Repeat all entries exactly.

+++ Data for the task +++

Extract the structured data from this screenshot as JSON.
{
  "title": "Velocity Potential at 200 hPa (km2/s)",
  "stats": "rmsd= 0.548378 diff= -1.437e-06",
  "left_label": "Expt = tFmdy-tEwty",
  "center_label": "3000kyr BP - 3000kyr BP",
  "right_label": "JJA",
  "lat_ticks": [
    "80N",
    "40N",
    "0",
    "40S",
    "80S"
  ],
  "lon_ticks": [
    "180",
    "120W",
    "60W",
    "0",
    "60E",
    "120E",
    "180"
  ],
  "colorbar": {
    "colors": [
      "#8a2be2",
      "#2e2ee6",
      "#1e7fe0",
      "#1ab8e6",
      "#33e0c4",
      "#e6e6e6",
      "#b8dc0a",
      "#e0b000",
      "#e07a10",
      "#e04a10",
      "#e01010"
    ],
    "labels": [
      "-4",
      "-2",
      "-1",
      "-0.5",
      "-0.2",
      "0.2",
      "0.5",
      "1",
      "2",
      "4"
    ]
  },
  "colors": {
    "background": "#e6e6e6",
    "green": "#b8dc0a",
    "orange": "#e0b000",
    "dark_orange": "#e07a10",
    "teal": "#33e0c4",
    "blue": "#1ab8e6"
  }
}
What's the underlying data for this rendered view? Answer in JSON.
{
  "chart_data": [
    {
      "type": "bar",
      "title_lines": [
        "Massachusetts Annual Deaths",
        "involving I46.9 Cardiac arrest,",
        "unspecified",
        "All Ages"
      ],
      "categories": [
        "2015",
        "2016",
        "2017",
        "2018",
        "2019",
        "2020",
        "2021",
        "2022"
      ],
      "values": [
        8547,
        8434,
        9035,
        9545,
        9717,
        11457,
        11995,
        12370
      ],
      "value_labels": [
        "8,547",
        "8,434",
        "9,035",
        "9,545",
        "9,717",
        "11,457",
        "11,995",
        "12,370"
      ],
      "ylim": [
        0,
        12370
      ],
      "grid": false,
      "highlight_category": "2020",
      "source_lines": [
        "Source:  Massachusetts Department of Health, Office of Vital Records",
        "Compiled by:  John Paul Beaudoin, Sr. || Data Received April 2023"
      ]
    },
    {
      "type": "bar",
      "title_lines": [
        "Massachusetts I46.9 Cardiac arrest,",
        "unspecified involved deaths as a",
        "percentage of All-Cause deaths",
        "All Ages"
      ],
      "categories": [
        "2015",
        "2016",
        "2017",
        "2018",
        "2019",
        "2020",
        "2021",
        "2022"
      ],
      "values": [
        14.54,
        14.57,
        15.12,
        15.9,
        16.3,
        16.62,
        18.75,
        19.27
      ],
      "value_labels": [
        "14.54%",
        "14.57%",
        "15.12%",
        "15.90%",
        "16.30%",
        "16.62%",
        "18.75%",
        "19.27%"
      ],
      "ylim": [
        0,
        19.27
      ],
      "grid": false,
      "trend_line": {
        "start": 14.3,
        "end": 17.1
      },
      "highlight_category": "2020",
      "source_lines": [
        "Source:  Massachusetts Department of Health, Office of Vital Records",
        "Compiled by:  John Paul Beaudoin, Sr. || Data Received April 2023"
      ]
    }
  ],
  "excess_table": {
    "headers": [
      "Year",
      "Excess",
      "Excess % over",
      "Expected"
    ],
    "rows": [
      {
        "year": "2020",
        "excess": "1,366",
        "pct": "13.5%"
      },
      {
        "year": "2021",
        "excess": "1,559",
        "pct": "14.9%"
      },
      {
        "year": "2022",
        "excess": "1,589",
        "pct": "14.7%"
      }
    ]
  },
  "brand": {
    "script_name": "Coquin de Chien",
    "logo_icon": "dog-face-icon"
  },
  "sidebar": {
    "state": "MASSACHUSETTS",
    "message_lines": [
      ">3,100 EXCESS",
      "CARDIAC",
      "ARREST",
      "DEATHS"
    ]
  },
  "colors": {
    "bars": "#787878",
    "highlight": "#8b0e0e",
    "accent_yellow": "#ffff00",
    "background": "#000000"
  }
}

+++

**Task response**
Extract the structured data from this screenshot as JSON.
{
  "title": "Velocity Potential at 200 hPa (km2/s)",
  "stats": "rmsd= 0.548378 diff= -1.437e-06",
  "left_label": "Expt = tFmdy-tEwty",
  "center_label": "3000kyr BP - 3000kyr BP",
  "right_label": "JJA",
  "lat_ticks": [
    "80N",
    "40N",
    "0",
    "40S",
    "80S"
  ],
  "lon_ticks": [
    "180",
    "120W",
    "60W",
    "0",
    "60E",
    "120E",
    "180"
  ],
  "colorbar": {
    "colors": [
      "#8a2be2",
      "#2e2ee6",
      "#1e7fe0",
      "#1ab8e6",
      "#33e0c4",
      "#e6e6e6",
      "#b8dc0a",
      "#e0b000",
      "#e07a10",
      "#e04a10",
      "#e01010"
    ],
    "labels": [
      "-4",
      "-2",
      "-1",
      "-0.5",
      "-0.2",
      "0.2",
      "0.5",
      "1",
      "2",
      "4"
    ]
  },
  "colors": {
    "background": "#e6e6e6",
    "green": "#b8dc0a",
    "orange": "#e0b000",
    "dark_orange": "#e07a10",
    "teal": "#33e0c4",
    "blue": "#1ab8e6"
  }
}
What's the underlying data for this rendered view? Answer in JSON.
{
  "chart_data": [
    {
      "type": "bar",
      "title_lines": [
        "Massachusetts Annual Deaths",
        "involving I46.9 Cardiac arrest,",
        "unspecified",
        "All Ages"
      ],
      "categories": [
        "2015",
        "2016",
        "2017",
        "2018",
        "2019",
        "2020",
        "2021",
        "2022"
      ],
      "values": [
        8547,
        8434,
        9035,
        9545,
        9717,
        11457,
        11995,
        12370
      ],
      "value_labels": [
        "8,547",
        "8,434",
        "9,035",
        "9,545",
        "9,717",
        "11,457",
        "11,995",
        "12,370"
      ],
      "ylim": [
        0,
        12370
      ],
      "grid": false,
      "highlight_category": "2020",
      "source_lines": [
        "Source:  Massachusetts Department of Health, Office of Vital Records",
        "Compiled by:  John Paul Beaudoin, Sr. || Data Received April 2023"
      ]
    },
    {
      "type": "bar",
      "title_lines": [
        "Massachusetts I46.9 Cardiac arrest,",
        "unspecified involved deaths as a",
        "percentage of All-Cause deaths",
        "All Ages"
      ],
      "categories": [
        "2015",
        "2016",
        "2017",
        "2018",
        "2019",
        "2020",
        "2021",
        "2022"
      ],
      "values": [
        14.54,
        14.57,
        15.12,
        15.9,
        16.3,
        16.62,
        18.75,
        19.27
      ],
      "value_labels": [
        "14.54%",
        "14.57%",
        "15.12%",
        "15.90%",
        "16.30%",
        "16.62%",
        "18.75%",
        "19.27%"
      ],
      "ylim": [
        0,
        19.27
      ],
      "grid": false,
      "trend_line": {
        "start": 14.3,
        "end": 17.1
      },
      "highlight_category": "2020",
      "source_lines": [
        "Source:  Massachusetts Department of Health, Office of Vital Records",
        "Compiled by:  John Paul Beaudoin, Sr. || Data Received April 2023"
      ]
    }
  ],
  "excess_table": {
    "headers": [
      "Year",
      "Excess",
      "Excess % over",
      "Expected"
    ],
    "rows": [
      {
        "year": "2020",
        "excess": "1,366",
        "pct": "13.5%"
      },
      {
        "year": "2021",
        "excess": "1,559",
        "pct": "14.9%"
      },
      {
        "year": "2022",
        "excess": "1,589",
        "pct": "14.7%"
      }
    ]
  },
  "brand": {
    "script_name": "Coquin de Chien",
    "logo_icon": "dog-face-icon"
  },
  "sidebar": {
    "state": "MASSACHUSETTS",
    "message_lines": [
      ">3,100 EXCESS",
      "CARDIAC",
      "ARREST",
      "DEATHS"
    ]
  },
  "colors": {
    "bars": "#787878",
    "highlight": "#8b0e0e",
    "accent_yellow": "#ffff00",
    "background": "#000000"
  }
}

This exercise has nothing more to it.